[EXERCISE REQUIREMENTS] Below are records to repeat exactly. Omit the pictures from the copy.

[THE INPUT]
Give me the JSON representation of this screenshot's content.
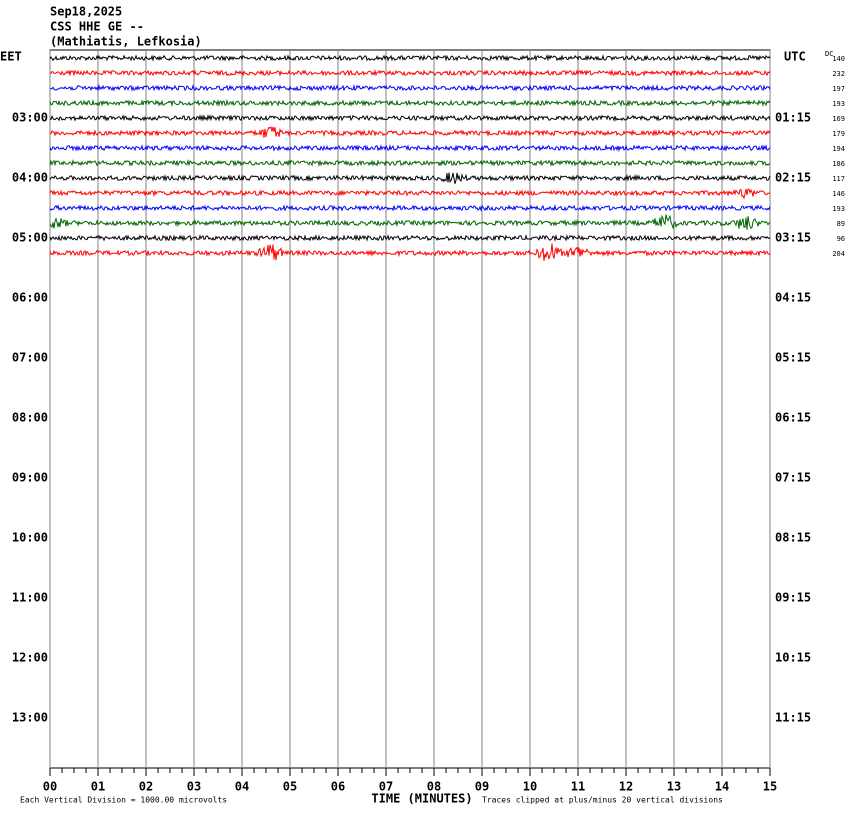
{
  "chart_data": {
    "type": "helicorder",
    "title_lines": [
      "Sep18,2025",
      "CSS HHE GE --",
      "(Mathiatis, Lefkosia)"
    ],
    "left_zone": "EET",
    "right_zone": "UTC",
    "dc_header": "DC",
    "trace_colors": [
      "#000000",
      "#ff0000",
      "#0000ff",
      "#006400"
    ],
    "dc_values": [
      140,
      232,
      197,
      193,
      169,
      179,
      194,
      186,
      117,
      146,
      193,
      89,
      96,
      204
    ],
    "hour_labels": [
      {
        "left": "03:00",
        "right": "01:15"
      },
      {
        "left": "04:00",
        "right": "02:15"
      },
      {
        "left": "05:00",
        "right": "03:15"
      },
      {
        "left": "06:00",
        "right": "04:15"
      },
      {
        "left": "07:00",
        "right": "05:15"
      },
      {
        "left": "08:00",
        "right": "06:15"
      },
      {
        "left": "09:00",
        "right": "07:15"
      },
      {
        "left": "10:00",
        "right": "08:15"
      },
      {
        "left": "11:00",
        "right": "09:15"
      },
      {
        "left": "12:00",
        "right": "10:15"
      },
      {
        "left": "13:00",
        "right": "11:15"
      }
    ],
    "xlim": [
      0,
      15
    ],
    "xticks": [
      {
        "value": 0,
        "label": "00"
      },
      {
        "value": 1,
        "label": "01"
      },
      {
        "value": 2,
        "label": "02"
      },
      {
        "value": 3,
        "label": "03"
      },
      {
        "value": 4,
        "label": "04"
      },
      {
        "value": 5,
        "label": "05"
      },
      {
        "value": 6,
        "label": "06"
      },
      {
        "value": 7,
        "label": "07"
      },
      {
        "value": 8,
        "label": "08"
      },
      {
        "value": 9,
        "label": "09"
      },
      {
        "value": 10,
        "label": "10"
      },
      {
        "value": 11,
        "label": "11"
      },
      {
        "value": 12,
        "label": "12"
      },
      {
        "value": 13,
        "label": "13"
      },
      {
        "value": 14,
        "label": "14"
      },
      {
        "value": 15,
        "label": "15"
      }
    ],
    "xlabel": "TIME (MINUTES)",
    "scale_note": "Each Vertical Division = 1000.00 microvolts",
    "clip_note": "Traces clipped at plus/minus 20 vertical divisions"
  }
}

[EXERCISE RESULT]
Give me the JSON representation of this screenshot's content.
{
  "chart_data": {
    "type": "helicorder",
    "title_lines": [
      "Sep18,2025",
      "CSS HHE GE --",
      "(Mathiatis, Lefkosia)"
    ],
    "left_zone": "EET",
    "right_zone": "UTC",
    "dc_header": "DC",
    "trace_colors": [
      "#000000",
      "#ff0000",
      "#0000ff",
      "#006400"
    ],
    "dc_values": [
      140,
      232,
      197,
      193,
      169,
      179,
      194,
      186,
      117,
      146,
      193,
      89,
      96,
      204
    ],
    "hour_labels": [
      {
        "left": "03:00",
        "right": "01:15"
      },
      {
        "left": "04:00",
        "right": "02:15"
      },
      {
        "left": "05:00",
        "right": "03:15"
      },
      {
        "left": "06:00",
        "right": "04:15"
      },
      {
        "left": "07:00",
        "right": "05:15"
      },
      {
        "left": "08:00",
        "right": "06:15"
      },
      {
        "left": "09:00",
        "right": "07:15"
      },
      {
        "left": "10:00",
        "right": "08:15"
      },
      {
        "left": "11:00",
        "right": "09:15"
      },
      {
        "left": "12:00",
        "right": "10:15"
      },
      {
        "left": "13:00",
        "right": "11:15"
      }
    ],
    "xlim": [
      0,
      15
    ],
    "xticks": [
      {
        "value": 0,
        "label": "00"
      },
      {
        "value": 1,
        "label": "01"
      },
      {
        "value": 2,
        "label": "02"
      },
      {
        "value": 3,
        "label": "03"
      },
      {
        "value": 4,
        "label": "04"
      },
      {
        "value": 5,
        "label": "05"
      },
      {
        "value": 6,
        "label": "06"
      },
      {
        "value": 7,
        "label": "07"
      },
      {
        "value": 8,
        "label": "08"
      },
      {
        "value": 9,
        "label": "09"
      },
      {
        "value": 10,
        "label": "10"
      },
      {
        "value": 11,
        "label": "11"
      },
      {
        "value": 12,
        "label": "12"
      },
      {
        "value": 13,
        "label": "13"
      },
      {
        "value": 14,
        "label": "14"
      },
      {
        "value": 15,
        "label": "15"
      }
    ],
    "xlabel": "TIME (MINUTES)",
    "scale_note": "Each Vertical Division = 1000.00 microvolts",
    "clip_note": "Traces clipped at plus/minus 20 vertical divisions"
  }
}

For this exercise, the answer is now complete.